--- Start STORED DATA ---
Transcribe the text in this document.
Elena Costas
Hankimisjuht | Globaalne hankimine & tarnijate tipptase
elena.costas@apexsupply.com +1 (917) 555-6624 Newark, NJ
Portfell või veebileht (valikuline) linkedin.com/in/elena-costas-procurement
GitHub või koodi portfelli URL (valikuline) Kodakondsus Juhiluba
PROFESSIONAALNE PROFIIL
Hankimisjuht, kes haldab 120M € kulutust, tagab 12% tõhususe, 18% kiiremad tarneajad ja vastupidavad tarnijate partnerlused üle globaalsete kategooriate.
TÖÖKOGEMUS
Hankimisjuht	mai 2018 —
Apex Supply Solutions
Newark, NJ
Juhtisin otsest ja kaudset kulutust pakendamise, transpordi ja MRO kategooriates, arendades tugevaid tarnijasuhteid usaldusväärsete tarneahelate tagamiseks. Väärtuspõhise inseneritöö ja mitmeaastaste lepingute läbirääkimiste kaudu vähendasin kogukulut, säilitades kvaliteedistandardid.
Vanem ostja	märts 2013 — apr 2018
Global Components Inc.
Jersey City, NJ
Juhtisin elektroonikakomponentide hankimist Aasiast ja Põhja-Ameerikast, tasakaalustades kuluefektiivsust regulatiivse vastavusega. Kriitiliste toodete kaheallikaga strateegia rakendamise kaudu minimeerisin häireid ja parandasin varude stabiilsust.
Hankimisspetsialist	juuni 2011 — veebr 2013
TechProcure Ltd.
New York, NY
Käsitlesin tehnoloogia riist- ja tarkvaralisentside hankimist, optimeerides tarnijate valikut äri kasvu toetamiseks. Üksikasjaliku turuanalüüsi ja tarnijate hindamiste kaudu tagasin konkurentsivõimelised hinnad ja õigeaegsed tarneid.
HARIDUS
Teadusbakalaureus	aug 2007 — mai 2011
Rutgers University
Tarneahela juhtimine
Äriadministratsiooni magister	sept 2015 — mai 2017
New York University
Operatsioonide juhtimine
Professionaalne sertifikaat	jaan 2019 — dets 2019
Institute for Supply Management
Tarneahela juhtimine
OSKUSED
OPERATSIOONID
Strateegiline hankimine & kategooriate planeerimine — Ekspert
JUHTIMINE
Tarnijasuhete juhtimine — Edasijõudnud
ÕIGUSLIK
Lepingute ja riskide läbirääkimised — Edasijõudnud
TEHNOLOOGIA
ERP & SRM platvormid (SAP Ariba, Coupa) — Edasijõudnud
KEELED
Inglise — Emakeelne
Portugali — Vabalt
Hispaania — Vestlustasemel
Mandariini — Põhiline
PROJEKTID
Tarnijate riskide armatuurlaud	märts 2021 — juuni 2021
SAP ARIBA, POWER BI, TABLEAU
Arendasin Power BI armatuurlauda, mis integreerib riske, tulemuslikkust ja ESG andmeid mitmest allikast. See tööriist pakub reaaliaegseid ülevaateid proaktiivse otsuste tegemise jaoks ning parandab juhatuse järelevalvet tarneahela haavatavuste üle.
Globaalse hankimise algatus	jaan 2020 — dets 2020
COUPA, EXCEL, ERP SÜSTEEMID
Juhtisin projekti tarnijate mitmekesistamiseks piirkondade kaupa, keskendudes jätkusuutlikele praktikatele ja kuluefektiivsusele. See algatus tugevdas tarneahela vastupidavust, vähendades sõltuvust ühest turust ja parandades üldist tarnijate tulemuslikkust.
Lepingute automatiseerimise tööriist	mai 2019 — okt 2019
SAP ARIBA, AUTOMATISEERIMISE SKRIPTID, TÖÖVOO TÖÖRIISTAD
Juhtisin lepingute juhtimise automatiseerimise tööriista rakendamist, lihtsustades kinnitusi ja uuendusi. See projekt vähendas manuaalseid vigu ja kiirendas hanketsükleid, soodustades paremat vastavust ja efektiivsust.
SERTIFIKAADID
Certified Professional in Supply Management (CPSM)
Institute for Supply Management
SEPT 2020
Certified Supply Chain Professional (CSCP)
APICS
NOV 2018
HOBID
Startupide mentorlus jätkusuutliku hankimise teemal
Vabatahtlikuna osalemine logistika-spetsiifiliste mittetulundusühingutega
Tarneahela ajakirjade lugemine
--- End STORED DATA ---
Please set down the whole listing above without altering a single line.

Transcribe the text in this document.
Elena Costas
Hankimisjuht | Globaalne hankimine & tarnijate tipptase
elena.costas@apexsupply.com +1 (917) 555-6624 Newark, NJ
Portfell või veebileht (valikuline) linkedin.com/in/elena-costas-procurement
GitHub või koodi portfelli URL (valikuline) Kodakondsus Juhiluba
PROFESSIONAALNE PROFIIL
Hankimisjuht, kes haldab 120M € kulutust, tagab 12% tõhususe, 18% kiiremad tarneajad ja vastupidavad tarnijate partnerlused üle globaalsete kategooriate.
TÖÖKOGEMUS
Hankimisjuht	mai 2018 —
Apex Supply Solutions
Newark, NJ
Juhtisin otsest ja kaudset kulutust pakendamise, transpordi ja MRO kategooriates, arendades tugevaid tarnijasuhteid usaldusväärsete tarneahelate tagamiseks. Väärtuspõhise inseneritöö ja mitmeaastaste lepingute läbirääkimiste kaudu vähendasin kogukulut, säilitades kvaliteedistandardid.
Vanem ostja	märts 2013 — apr 2018
Global Components Inc.
Jersey City, NJ
Juhtisin elektroonikakomponentide hankimist Aasiast ja Põhja-Ameerikast, tasakaalustades kuluefektiivsust regulatiivse vastavusega. Kriitiliste toodete kaheallikaga strateegia rakendamise kaudu minimeerisin häireid ja parandasin varude stabiilsust.
Hankimisspetsialist	juuni 2011 — veebr 2013
TechProcure Ltd.
New York, NY
Käsitlesin tehnoloogia riist- ja tarkvaralisentside hankimist, optimeerides tarnijate valikut äri kasvu toetamiseks. Üksikasjaliku turuanalüüsi ja tarnijate hindamiste kaudu tagasin konkurentsivõimelised hinnad ja õigeaegsed tarneid.
HARIDUS
Teadusbakalaureus	aug 2007 — mai 2011
Rutgers University
Tarneahela juhtimine
Äriadministratsiooni magister	sept 2015 — mai 2017
New York University
Operatsioonide juhtimine
Professionaalne sertifikaat	jaan 2019 — dets 2019
Institute for Supply Management
Tarneahela juhtimine
OSKUSED
OPERATSIOONID
Strateegiline hankimine & kategooriate planeerimine — Ekspert
JUHTIMINE
Tarnijasuhete juhtimine — Edasijõudnud
ÕIGUSLIK
Lepingute ja riskide läbirääkimised — Edasijõudnud
TEHNOLOOGIA
ERP & SRM platvormid (SAP Ariba, Coupa) — Edasijõudnud
KEELED
Inglise — Emakeelne
Portugali — Vabalt
Hispaania — Vestlustasemel
Mandariini — Põhiline
PROJEKTID
Tarnijate riskide armatuurlaud	märts 2021 — juuni 2021
SAP ARIBA, POWER BI, TABLEAU
Arendasin Power BI armatuurlauda, mis integreerib riske, tulemuslikkust ja ESG andmeid mitmest allikast. See tööriist pakub reaaliaegseid ülevaateid proaktiivse otsuste tegemise jaoks ning parandab juhatuse järelevalvet tarneahela haavatavuste üle.
Globaalse hankimise algatus	jaan 2020 — dets 2020
COUPA, EXCEL, ERP SÜSTEEMID
Juhtisin projekti tarnijate mitmekesistamiseks piirkondade kaupa, keskendudes jätkusuutlikele praktikatele ja kuluefektiivsusele. See algatus tugevdas tarneahela vastupidavust, vähendades sõltuvust ühest turust ja parandades üldist tarnijate tulemuslikkust.
Lepingute automatiseerimise tööriist	mai 2019 — okt 2019
SAP ARIBA, AUTOMATISEERIMISE SKRIPTID, TÖÖVOO TÖÖRIISTAD
Juhtisin lepingute juhtimise automatiseerimise tööriista rakendamist, lihtsustades kinnitusi ja uuendusi. See projekt vähendas manuaalseid vigu ja kiirendas hanketsükleid, soodustades paremat vastavust ja efektiivsust.
SERTIFIKAADID
Certified Professional in Supply Management (CPSM)
Institute for Supply Management
SEPT 2020
Certified Supply Chain Professional (CSCP)
APICS
NOV 2018
HOBID
Startupide mentorlus jätkusuutliku hankimise teemal
Vabatahtlikuna osalemine logistika-spetsiifiliste mittetulundusühingutega
Tarneahela ajakirjade lugemine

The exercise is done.